------ TRECHO EXIBIDO ------

Além disso, empresas contratadas pela ExxonMobil realizaram, em outubro, em diversos municípios da região da foz do São Francisco, treinamentos de resposta a emergências, simulando um vazamento de petróleo, sem que o Ibama tivesse autorizado, monitorado e supervisionado tais atividades.

A petrolífera está sendo acusada por organizações e movimentos sociais de utilizar estudos antigos, feitos pela Petrobras, onde constam dados de 2017 e que, portanto, nem levaram em conta o derramamento de petróleo na costa brasileira em 2019, um episódio de que a população nem se recuperou totalmente. O incidente atingiu mais de mil localidades em 11 Estados do Brasil, sendo nove deles no Nordeste, configurando o maior crime ambiental em extensão com petróleo do oceano Atlântico Sul.

A ExxonMobil foi a responsável pelo famoso “Maré Negra”, vazamento de petróleo no Alasca, em 1989, e que, até 2013, era classificado como o maior desastre ambiental da história dos Estados Unidos.

------ EXTRATOS DOS ITENS ------

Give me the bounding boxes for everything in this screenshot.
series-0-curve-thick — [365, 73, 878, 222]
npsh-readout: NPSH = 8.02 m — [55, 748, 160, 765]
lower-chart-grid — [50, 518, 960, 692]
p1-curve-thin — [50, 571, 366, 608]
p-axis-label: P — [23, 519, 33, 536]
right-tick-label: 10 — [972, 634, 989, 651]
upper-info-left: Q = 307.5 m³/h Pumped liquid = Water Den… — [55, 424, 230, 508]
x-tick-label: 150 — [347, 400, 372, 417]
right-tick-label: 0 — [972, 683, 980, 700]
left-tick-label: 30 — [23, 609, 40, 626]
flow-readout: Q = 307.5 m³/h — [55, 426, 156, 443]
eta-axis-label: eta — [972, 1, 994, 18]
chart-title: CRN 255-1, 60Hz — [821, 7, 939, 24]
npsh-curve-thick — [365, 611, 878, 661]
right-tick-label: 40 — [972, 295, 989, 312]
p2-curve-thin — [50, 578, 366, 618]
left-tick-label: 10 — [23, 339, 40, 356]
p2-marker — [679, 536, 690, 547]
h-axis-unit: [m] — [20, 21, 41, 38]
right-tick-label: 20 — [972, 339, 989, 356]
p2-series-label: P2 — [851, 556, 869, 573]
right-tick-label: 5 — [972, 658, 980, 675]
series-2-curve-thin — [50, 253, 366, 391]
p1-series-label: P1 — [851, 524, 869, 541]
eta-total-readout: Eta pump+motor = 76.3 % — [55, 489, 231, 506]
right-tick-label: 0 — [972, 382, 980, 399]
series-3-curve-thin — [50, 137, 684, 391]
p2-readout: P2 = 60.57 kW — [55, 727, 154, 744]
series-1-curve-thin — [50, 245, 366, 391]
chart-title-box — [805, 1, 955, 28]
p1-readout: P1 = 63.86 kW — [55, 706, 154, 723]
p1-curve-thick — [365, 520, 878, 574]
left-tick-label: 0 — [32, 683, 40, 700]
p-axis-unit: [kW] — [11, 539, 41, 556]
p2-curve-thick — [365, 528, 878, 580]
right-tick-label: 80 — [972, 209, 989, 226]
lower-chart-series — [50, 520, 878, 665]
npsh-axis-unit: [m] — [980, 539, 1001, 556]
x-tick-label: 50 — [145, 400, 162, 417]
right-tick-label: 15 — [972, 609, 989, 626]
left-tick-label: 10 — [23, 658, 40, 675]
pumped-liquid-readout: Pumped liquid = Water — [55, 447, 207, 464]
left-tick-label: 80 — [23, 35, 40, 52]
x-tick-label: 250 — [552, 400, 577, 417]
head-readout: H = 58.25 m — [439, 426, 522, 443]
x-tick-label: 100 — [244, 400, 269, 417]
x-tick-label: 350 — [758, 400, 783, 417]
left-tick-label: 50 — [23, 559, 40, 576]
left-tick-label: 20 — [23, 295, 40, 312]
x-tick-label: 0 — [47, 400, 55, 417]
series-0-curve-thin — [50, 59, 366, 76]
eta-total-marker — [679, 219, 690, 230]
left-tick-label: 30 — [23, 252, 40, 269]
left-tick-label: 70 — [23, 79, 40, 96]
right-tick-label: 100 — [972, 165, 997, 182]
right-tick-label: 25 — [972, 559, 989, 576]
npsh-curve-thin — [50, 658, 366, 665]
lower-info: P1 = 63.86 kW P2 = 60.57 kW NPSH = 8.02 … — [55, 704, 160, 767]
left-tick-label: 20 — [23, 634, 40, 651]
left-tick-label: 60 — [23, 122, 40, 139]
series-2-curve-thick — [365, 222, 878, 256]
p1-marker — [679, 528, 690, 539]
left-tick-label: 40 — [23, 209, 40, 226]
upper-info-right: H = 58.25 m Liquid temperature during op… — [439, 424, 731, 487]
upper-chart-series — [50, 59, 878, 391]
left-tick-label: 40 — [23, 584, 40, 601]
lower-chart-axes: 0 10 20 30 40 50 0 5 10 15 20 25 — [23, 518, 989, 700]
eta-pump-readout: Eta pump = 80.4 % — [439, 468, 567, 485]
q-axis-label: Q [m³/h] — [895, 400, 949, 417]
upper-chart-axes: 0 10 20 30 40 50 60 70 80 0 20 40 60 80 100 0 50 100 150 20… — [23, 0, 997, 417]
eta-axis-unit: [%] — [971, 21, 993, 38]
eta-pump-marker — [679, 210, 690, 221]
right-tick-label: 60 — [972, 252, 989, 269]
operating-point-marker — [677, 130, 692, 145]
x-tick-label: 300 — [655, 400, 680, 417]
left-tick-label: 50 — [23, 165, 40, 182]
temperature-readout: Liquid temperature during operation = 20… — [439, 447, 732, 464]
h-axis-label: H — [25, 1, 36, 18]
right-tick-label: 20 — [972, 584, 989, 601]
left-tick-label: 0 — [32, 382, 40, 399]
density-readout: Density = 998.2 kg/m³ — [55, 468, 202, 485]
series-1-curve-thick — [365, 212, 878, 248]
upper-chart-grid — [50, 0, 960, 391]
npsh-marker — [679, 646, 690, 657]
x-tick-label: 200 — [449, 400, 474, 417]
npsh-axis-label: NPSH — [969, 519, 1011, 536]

------

## [O QUE SE ESPERA]
Diga se cada afirmação concorda com o trecho sobre a ExxonMobil, respondendo sim ou não e citando literalmente as palavras do trecho que decidem a resposta. (a) Os treinamentos de resposta a emergências ocorreram em outubro. (b) O vazamento de petróleo de 2019 atingiu localidades em menos de dez Estados brasileiros. (c) O “Maré Negra” foi um vazamento ocorrido na costa brasileira.

## [RESOLUÇÃO DO PROBLEMA]
(a) Sim: “realizaram, em outubro, em diversos municípios da região da foz do São Francisco, treinamentos de resposta a emergências”.
(b) Não: “O incidente atingiu mais de mil localidades em 11 Estados do Brasil”.
(c) Não: “vazamento de petróleo no Alasca, em 1989”.